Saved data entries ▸
########
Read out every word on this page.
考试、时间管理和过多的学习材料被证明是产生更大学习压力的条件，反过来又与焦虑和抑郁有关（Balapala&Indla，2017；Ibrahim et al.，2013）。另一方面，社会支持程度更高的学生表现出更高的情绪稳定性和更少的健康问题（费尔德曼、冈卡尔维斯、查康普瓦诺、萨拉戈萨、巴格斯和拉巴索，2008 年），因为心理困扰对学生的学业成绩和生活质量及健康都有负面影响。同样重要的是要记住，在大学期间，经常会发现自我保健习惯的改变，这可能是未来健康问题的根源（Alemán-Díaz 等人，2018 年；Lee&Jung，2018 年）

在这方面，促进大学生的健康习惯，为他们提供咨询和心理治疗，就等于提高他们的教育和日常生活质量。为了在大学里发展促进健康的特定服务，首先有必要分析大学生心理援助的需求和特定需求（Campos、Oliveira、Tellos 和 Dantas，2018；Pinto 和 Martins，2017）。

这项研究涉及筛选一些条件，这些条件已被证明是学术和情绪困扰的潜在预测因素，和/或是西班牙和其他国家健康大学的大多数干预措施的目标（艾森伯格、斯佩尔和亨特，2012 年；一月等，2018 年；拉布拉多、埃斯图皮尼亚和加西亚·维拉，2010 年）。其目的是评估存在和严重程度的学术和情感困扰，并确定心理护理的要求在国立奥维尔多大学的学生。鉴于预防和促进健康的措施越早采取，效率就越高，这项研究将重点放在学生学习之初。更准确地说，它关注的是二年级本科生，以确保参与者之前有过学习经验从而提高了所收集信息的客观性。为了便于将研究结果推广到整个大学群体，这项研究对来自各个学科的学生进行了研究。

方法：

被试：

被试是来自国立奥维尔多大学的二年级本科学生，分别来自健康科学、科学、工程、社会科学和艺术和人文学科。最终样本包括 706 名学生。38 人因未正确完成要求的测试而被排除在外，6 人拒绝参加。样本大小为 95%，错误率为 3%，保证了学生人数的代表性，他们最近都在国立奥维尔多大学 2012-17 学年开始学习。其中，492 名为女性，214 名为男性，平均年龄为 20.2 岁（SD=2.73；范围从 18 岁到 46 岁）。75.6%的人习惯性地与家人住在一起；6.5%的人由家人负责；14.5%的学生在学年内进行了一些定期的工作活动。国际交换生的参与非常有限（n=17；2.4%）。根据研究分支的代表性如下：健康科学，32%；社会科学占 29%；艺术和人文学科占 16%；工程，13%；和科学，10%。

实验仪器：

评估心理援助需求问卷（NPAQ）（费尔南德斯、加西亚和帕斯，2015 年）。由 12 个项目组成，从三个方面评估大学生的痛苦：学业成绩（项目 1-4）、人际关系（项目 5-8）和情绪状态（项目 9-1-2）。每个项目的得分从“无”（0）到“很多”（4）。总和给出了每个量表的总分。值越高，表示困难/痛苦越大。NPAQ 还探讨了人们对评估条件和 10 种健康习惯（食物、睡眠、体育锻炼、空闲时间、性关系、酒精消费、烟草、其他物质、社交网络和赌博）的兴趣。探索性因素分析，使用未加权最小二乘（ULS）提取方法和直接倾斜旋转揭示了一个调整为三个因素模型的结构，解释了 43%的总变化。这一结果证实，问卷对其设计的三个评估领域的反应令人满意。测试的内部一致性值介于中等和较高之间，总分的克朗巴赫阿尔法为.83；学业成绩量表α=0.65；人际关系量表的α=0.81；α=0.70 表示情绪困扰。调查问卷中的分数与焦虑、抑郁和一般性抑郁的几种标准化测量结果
########
EXERCISE GOAL ▸ Repeat the records above exactly as they appear.

SOLUTION FOR THIS EXERCISE ▸
Read out every word on this page.
考试、时间管理和过多的学习材料被证明是产生更大学习压力的条件，反过来又与焦虑和抑郁有关（Balapala&Indla，2017；Ibrahim et al.，2013）。另一方面，社会支持程度更高的学生表现出更高的情绪稳定性和更少的健康问题（费尔德曼、冈卡尔维斯、查康普瓦诺、萨拉戈萨、巴格斯和拉巴索，2008 年），因为心理困扰对学生的学业成绩和生活质量及健康都有负面影响。同样重要的是要记住，在大学期间，经常会发现自我保健习惯的改变，这可能是未来健康问题的根源（Alemán-Díaz 等人，2018 年；Lee&Jung，2018 年）

在这方面，促进大学生的健康习惯，为他们提供咨询和心理治疗，就等于提高他们的教育和日常生活质量。为了在大学里发展促进健康的特定服务，首先有必要分析大学生心理援助的需求和特定需求（Campos、Oliveira、Tellos 和 Dantas，2018；Pinto 和 Martins，2017）。

这项研究涉及筛选一些条件，这些条件已被证明是学术和情绪困扰的潜在预测因素，和/或是西班牙和其他国家健康大学的大多数干预措施的目标（艾森伯格、斯佩尔和亨特，2012 年；一月等，2018 年；拉布拉多、埃斯图皮尼亚和加西亚·维拉，2010 年）。其目的是评估存在和严重程度的学术和情感困扰，并确定心理护理的要求在国立奥维尔多大学的学生。鉴于预防和促进健康的措施越早采取，效率就越高，这项研究将重点放在学生学习之初。更准确地说，它关注的是二年级本科生，以确保参与者之前有过学习经验从而提高了所收集信息的客观性。为了便于将研究结果推广到整个大学群体，这项研究对来自各个学科的学生进行了研究。

方法：

被试：

被试是来自国立奥维尔多大学的二年级本科学生，分别来自健康科学、科学、工程、社会科学和艺术和人文学科。最终样本包括 706 名学生。38 人因未正确完成要求的测试而被排除在外，6 人拒绝参加。样本大小为 95%，错误率为 3%，保证了学生人数的代表性，他们最近都在国立奥维尔多大学 2012-17 学年开始学习。其中，492 名为女性，214 名为男性，平均年龄为 20.2 岁（SD=2.73；范围从 18 岁到 46 岁）。75.6%的人习惯性地与家人住在一起；6.5%的人由家人负责；14.5%的学生在学年内进行了一些定期的工作活动。国际交换生的参与非常有限（n=17；2.4%）。根据研究分支的代表性如下：健康科学，32%；社会科学占 29%；艺术和人文学科占 16%；工程，13%；和科学，10%。

实验仪器：

评估心理援助需求问卷（NPAQ）（费尔南德斯、加西亚和帕斯，2015 年）。由 12 个项目组成，从三个方面评估大学生的痛苦：学业成绩（项目 1-4）、人际关系（项目 5-8）和情绪状态（项目 9-1-2）。每个项目的得分从“无”（0）到“很多”（4）。总和给出了每个量表的总分。值越高，表示困难/痛苦越大。NPAQ 还探讨了人们对评估条件和 10 种健康习惯（食物、睡眠、体育锻炼、空闲时间、性关系、酒精消费、烟草、其他物质、社交网络和赌博）的兴趣。探索性因素分析，使用未加权最小二乘（ULS）提取方法和直接倾斜旋转揭示了一个调整为三个因素模型的结构，解释了 43%的总变化。这一结果证实，问卷对其设计的三个评估领域的反应令人满意。测试的内部一致性值介于中等和较高之间，总分的克朗巴赫阿尔法为.83；学业成绩量表α=0.65；人际关系量表的α=0.81；α=0.70 表示情绪困扰。调查问卷中的分数与焦虑、抑郁和一般性抑郁的几种标准化测量结果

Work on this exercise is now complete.